- **What to produce**: Scan the records for the string "data"; copy each line where it occurs.

- **Material for this exercise**:
********
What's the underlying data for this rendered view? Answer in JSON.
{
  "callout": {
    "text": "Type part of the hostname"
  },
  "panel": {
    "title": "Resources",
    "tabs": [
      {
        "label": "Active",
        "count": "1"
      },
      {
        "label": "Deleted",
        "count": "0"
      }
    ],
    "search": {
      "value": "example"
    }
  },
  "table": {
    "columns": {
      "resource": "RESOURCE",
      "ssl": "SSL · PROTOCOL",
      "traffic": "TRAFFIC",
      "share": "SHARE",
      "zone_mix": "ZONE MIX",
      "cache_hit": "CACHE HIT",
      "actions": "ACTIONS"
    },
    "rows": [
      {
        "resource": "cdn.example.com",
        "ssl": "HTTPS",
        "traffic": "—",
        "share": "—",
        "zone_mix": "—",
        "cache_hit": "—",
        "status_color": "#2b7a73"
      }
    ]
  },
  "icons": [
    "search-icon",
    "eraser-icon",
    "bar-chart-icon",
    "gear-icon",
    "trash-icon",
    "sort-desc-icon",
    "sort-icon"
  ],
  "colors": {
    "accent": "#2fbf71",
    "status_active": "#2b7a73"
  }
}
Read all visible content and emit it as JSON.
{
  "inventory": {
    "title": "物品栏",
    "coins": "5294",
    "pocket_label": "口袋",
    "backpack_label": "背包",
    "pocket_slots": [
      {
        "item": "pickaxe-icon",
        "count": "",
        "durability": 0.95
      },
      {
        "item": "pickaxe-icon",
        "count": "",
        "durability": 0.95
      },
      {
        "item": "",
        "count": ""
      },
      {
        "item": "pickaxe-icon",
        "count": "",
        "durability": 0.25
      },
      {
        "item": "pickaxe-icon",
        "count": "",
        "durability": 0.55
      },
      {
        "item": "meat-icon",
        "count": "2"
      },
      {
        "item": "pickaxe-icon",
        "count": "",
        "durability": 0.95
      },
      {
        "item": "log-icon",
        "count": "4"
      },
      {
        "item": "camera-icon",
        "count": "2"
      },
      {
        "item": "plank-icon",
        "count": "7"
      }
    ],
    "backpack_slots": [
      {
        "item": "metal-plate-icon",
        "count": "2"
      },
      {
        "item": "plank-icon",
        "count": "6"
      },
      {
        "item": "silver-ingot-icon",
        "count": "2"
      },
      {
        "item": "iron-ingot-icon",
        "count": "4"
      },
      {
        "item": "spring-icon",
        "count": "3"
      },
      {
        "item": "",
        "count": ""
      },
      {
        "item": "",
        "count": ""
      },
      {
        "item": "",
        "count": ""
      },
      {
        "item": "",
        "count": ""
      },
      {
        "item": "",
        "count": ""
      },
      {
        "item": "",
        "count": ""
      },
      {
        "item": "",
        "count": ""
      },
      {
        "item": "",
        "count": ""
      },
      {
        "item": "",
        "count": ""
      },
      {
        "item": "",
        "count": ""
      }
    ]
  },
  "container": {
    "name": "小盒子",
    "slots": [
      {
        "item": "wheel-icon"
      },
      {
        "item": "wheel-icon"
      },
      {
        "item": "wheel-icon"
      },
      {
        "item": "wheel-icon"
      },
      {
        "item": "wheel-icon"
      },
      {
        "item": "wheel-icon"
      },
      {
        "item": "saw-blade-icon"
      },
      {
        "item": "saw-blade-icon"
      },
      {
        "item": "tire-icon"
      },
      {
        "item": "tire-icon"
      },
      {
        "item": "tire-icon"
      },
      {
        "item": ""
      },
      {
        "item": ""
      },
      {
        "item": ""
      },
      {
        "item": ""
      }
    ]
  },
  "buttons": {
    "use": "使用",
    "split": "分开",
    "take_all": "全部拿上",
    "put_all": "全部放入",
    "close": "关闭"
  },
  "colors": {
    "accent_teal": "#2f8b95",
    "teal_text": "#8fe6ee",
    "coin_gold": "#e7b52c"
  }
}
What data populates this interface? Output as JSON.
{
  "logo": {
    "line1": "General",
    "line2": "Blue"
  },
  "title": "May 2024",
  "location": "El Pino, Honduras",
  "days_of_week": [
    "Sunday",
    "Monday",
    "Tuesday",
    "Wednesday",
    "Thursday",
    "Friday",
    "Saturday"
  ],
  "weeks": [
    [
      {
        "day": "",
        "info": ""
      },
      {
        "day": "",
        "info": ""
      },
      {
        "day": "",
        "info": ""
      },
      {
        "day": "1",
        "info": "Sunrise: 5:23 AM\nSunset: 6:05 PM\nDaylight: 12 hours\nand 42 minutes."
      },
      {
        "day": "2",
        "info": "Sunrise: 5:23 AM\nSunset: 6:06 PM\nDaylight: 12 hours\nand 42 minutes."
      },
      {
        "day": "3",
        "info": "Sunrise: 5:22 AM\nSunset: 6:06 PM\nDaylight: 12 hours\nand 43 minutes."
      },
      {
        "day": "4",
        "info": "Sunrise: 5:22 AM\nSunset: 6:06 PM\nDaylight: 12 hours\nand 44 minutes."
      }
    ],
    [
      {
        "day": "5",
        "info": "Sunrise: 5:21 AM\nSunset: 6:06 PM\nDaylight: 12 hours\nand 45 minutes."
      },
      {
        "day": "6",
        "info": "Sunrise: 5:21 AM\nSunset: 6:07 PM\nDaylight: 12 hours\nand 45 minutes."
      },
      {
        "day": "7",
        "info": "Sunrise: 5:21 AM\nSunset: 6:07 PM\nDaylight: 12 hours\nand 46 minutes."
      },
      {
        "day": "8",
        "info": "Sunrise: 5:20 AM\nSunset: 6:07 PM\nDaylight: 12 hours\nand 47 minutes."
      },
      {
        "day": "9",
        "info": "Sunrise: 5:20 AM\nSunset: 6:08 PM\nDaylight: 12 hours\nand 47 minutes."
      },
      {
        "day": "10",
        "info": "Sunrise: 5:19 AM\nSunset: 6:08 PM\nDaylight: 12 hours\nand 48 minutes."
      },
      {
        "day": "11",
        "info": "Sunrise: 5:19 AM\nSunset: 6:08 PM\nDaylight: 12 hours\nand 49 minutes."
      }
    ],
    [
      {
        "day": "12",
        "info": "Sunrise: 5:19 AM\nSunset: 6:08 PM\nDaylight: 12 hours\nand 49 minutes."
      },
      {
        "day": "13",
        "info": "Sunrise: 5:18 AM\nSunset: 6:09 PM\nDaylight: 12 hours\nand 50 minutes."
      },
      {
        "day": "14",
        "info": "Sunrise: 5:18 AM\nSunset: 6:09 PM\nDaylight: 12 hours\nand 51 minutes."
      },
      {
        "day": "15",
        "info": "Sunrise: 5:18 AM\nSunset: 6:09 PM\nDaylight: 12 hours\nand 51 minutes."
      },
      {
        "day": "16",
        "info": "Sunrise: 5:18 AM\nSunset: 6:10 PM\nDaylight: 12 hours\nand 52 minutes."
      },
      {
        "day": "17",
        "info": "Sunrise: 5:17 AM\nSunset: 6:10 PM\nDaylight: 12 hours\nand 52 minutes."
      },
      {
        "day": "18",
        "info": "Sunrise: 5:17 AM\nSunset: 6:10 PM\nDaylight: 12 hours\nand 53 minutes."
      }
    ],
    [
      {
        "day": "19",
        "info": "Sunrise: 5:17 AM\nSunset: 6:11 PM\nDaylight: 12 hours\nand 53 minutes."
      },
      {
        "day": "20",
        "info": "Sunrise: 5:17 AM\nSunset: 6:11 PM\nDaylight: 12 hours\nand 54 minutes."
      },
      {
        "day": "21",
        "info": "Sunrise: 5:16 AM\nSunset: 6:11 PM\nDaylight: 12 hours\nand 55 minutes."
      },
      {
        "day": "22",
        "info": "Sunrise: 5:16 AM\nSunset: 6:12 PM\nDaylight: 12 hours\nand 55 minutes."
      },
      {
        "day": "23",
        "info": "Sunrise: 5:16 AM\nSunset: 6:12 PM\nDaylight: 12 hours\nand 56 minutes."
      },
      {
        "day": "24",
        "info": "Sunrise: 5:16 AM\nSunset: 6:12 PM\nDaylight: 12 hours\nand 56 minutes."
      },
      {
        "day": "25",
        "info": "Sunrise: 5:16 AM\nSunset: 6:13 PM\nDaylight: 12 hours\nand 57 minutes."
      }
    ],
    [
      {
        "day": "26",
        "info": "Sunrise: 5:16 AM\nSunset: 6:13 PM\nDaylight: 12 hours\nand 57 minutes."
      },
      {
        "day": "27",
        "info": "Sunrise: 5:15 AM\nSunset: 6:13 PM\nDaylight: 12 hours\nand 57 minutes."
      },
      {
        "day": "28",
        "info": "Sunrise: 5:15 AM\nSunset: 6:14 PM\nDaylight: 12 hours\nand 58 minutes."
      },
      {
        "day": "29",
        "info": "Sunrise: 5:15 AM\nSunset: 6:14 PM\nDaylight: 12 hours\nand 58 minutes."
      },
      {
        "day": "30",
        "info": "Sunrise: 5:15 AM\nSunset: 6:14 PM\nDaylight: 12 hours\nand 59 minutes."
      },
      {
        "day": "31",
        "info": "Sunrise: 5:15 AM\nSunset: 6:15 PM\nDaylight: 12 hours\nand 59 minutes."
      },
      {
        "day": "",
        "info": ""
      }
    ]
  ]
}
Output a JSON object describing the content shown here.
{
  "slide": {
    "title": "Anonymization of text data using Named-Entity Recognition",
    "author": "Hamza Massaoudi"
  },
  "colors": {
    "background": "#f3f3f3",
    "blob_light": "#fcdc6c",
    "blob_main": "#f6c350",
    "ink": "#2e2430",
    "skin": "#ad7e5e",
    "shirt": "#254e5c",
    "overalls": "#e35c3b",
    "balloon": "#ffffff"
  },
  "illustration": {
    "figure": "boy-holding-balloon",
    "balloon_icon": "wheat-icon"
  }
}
********
- **Answer for the task**:
What's the underlying data for this rendered view? Answer in JSON.
What data populates this interface? Output as JSON.
    "title": "Anonymization of text data using Named-Entity Recognition",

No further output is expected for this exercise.